### Text
* BEGIN *

Face the futureThe ongoing crises present a good opportunity for the rise of a new political force in Nepal
Krishna K Shrestha & Hemant R Ojha
The movement led by the Madhesis in the Tarai has crossed 100 days, and more than 50 people have already been killed in the protests. Yet, there is no amicable solution in sight. An increasing number of people are, for right reasons, deeply disappointed with the government and its ineffective response to the crisis, including the blockade. The hopes of the people have been dashed by negative politics. The ongoing political crises, however, are rooted in the failure of the political parties to lead the country.
All major political parties that have been active in Nepal after the restoration of democracy in 1990 have had serious problems. The largest party, Nepali Congress, which has ruled for over 80 percent of the time after 1990, has failed to provide clear leadership to the nation, let alone pave a pathway for development. Similarly, CPN-UML, the second largest party heading the current government, remains insensitive to the issues of inclusion. And despite the much applauded patriotic stance of the current PM KP Oli, the UML has failed to engage in mature diplomatic dealings with the two giant and strategically important neighbours, India and China. The UCPN (Maoist) party, despite ushering landmark political changes in the country in the last 15 years, has itself broken into half a dozen splinter groups, with the Prachanda-led faction struggling to regain its position. Meanwhile, the Tarai-based political parties are championing the cause of Madhesis. But as they have a narrow focus on issues related to regional identity, they have failed to present themselves as national-level political forces. The Rastriya Prajatantra Party-Nepal is obsessed with Panchayat legacies.

* END *

### Supplied entries
* BEGIN *

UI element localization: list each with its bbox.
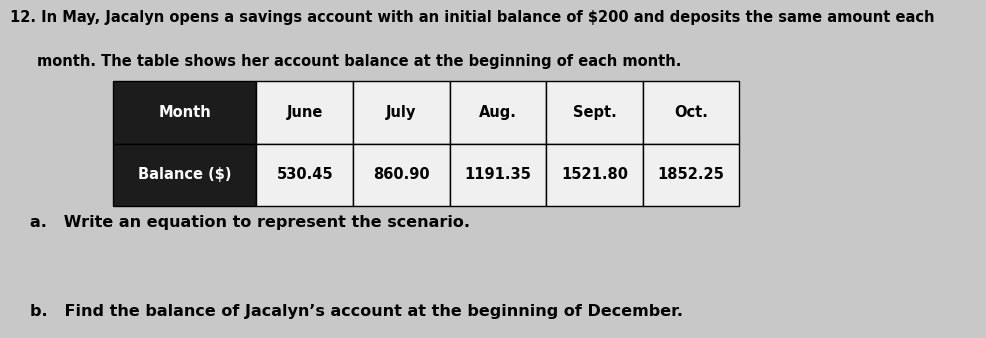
Text: 1191.35: 1191.35 [464,167,531,183]
Bar [450,81,546,144]
Text: July: July [387,105,416,120]
Text: June: June [287,105,322,120]
Text: month. The table shows her account balance at the beginning of each month.: month. The table shows her account balan… [37,54,682,69]
Text: b.   Find the balance of Jacalyn’s account at the beginning of December.: b. Find the balance of Jacalyn’s account… [30,304,682,319]
Text: Aug.: Aug. [479,105,517,120]
Bar [353,144,450,206]
Bar [546,81,643,144]
Text: Month: Month [159,105,211,120]
Text: Sept.: Sept. [573,105,616,120]
Bar [353,81,450,144]
Bar [256,81,353,144]
Bar [546,144,643,206]
Bar [256,144,353,206]
Text: 860.90: 860.90 [373,167,430,183]
Bar [113,81,256,144]
Text: 530.45: 530.45 [276,167,333,183]
Bar [643,144,740,206]
Bar [643,81,740,144]
Text: Balance ($): Balance ($) [138,167,232,183]
Text: Oct.: Oct. [674,105,708,120]
Text: a.   Write an equation to represent the scenario.: a. Write an equation to represent the sc… [30,215,469,230]
Text: 12. In May, Jacalyn opens a savings account with an initial balance of $200 and : 12. In May, Jacalyn opens a savings acco… [10,10,935,25]
Text: 1521.80: 1521.80 [561,167,628,183]
Bar [450,144,546,206]
Text: 1852.25: 1852.25 [658,167,725,183]
Bar [113,144,256,206]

* END *

### Tasks to perform
A – In the opinion piece on Nepal's political crisis, which party has ruled for over 80 percent of the time since 1990?
B – Pick up the opinion piece on Nepal's political crisis after its final sentence and carry it forward.

### Answers per task
A – Nepali Congress.

B –
Over the years, ethnic politics has gained prominence in Nepali politics. Yet, it
has failed to unify political forces across the country. All of these suggest that Nepal is failing due to the lack of effective political leadership. This dire situation poses a serious question—does Nepal have a political party or a competent leadership that can live up to people’s aspirations by ameliorating heightened anxiety, hopelessness and anger among the public? The answer is a simple ‘No’. This critical juncture in Nepali politics and society, therefore, presents an opportunity to bring about transformative changes. There is the real need for a new or alternative political force radically different from the old ones in terms of values, visions, principles, procedures and organisation.
A to-do list
Political leadership is about competent, inspiring and strategic individuals (or a group of individuals) who are fit to and can indeed lead. A new leadership will have to emerge from the existing political parties, civil society movements, academia and the grassroots. Such a movement is unlikely to be similar to the Aam Aadmi Party in India. But it could be a regrouping of ‘good’ people who can lead. They can come from left, centre or the right. What such a new party essentially needs is an entirely new way of doing politics. We believe the new party should embrace at least seven critical principles.
First, the new leaders need to be able to demonstrate strong leadership to the people through the use of knowledge and evidence. The new force must express deep commitment to knowledge as an overarching principle of its political organisation.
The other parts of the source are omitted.